Written instruction >> Identify the lines bearing the string "atau" and gather them.

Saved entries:
☆ ☆ ☆ ☆ ☆

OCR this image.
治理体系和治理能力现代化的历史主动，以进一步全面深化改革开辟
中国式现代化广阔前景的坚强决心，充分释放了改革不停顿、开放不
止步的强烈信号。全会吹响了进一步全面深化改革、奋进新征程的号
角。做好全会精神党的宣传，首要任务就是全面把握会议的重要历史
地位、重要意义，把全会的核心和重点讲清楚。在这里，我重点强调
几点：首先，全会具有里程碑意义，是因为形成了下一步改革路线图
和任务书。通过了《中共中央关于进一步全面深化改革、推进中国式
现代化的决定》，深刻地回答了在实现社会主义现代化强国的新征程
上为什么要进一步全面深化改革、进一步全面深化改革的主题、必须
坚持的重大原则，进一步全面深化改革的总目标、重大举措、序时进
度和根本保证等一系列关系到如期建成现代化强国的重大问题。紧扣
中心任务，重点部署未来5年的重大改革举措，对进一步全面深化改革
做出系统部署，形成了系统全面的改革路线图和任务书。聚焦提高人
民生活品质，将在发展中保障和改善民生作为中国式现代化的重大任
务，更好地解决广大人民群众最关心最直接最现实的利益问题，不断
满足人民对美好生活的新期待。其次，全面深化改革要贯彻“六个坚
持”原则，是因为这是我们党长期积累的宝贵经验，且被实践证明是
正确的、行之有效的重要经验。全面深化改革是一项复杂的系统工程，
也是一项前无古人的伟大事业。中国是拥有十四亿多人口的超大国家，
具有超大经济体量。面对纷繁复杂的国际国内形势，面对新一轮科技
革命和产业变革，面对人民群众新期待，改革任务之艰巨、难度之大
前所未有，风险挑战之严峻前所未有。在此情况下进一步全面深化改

☆ ☆ ☆ ☆ ☆

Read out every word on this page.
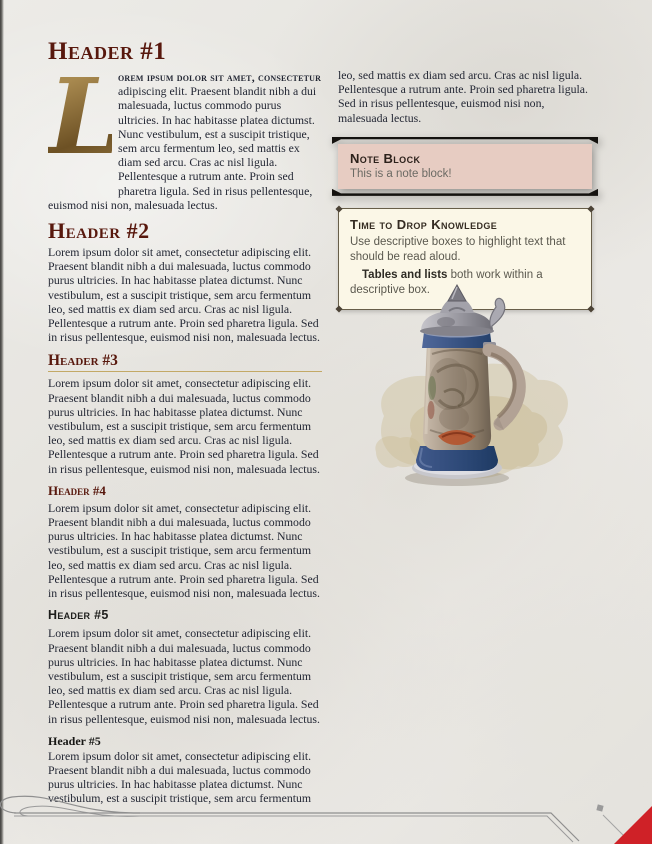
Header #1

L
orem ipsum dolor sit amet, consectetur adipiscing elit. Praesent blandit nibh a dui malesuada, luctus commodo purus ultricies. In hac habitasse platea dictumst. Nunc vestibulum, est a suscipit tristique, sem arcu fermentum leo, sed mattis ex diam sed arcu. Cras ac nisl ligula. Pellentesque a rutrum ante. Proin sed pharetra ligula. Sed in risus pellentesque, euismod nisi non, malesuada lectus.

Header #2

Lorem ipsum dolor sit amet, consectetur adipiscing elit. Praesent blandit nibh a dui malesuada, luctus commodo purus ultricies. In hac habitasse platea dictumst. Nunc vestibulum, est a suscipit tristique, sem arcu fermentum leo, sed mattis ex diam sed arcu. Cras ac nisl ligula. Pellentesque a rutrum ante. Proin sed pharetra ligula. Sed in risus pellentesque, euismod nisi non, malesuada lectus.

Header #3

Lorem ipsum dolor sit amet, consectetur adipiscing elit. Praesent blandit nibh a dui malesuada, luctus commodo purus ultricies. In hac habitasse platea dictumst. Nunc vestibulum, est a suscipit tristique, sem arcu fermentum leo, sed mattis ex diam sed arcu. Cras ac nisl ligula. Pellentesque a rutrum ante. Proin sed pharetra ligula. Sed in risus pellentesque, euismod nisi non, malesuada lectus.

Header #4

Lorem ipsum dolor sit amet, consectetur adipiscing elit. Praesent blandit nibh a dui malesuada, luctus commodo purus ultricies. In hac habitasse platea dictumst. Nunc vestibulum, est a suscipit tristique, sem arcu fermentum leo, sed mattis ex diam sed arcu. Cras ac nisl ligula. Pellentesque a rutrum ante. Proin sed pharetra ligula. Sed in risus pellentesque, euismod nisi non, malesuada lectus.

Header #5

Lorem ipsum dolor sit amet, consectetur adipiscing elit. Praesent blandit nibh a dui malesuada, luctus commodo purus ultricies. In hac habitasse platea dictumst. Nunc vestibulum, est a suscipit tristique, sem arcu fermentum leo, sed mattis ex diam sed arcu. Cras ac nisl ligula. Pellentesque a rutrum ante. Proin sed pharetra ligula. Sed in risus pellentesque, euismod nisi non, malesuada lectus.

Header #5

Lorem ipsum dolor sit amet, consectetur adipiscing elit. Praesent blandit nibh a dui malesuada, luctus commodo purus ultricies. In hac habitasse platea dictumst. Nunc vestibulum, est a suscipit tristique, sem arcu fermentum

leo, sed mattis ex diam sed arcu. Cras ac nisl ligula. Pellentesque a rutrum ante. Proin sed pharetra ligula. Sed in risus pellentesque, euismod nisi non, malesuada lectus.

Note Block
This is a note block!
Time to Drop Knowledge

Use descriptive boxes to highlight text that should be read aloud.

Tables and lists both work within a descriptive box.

☆ ☆ ☆ ☆ ☆

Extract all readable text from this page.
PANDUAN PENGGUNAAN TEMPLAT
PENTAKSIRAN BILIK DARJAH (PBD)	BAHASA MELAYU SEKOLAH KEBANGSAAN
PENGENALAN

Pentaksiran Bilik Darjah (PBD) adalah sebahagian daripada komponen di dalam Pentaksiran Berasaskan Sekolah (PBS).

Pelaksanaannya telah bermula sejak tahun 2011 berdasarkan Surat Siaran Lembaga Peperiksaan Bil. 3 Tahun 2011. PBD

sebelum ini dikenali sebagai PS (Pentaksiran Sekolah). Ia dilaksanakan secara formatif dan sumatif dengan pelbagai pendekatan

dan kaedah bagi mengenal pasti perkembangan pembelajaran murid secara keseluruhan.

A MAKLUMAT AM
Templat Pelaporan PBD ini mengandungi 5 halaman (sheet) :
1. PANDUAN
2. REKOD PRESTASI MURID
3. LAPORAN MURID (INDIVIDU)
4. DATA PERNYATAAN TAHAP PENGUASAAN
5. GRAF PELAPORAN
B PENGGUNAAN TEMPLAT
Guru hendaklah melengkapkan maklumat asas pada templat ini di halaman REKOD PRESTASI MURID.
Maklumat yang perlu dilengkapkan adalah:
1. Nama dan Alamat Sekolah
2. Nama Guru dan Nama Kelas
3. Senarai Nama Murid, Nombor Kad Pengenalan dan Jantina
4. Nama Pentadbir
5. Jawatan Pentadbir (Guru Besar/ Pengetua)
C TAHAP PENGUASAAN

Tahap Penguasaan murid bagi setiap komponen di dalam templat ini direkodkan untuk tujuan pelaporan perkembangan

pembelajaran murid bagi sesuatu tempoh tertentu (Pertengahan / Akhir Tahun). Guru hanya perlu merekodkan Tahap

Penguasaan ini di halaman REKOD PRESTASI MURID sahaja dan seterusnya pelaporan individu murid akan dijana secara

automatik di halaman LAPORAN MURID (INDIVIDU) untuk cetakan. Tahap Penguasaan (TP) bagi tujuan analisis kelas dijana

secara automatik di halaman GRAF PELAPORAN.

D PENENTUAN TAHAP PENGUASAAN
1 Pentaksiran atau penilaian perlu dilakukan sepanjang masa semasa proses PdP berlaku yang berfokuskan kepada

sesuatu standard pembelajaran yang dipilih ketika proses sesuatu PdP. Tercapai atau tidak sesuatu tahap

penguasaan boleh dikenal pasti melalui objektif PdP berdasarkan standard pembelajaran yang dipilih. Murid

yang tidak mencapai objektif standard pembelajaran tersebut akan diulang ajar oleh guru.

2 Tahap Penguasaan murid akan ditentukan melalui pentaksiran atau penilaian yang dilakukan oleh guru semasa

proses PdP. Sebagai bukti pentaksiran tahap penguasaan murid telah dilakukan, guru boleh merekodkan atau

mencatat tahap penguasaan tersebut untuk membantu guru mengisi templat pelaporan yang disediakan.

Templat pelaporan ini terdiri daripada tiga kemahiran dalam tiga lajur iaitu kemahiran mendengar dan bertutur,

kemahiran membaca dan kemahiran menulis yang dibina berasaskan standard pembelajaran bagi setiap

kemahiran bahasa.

☆ ☆ ☆ ☆ ☆

Written solution >>
1 Pentaksiran atau penilaian perlu dilakukan sepanjang masa semasa proses PdP berlaku yang berfokuskan kepada
sesuatu standard pembelajaran yang dipilih ketika proses sesuatu PdP. Tercapai atau tidak sesuatu tahap
2 Tahap Penguasaan murid akan ditentukan melalui pentaksiran atau penilaian yang dilakukan oleh guru semasa
proses PdP. Sebagai bukti pentaksiran tahap penguasaan murid telah dilakukan, guru boleh merekodkan atau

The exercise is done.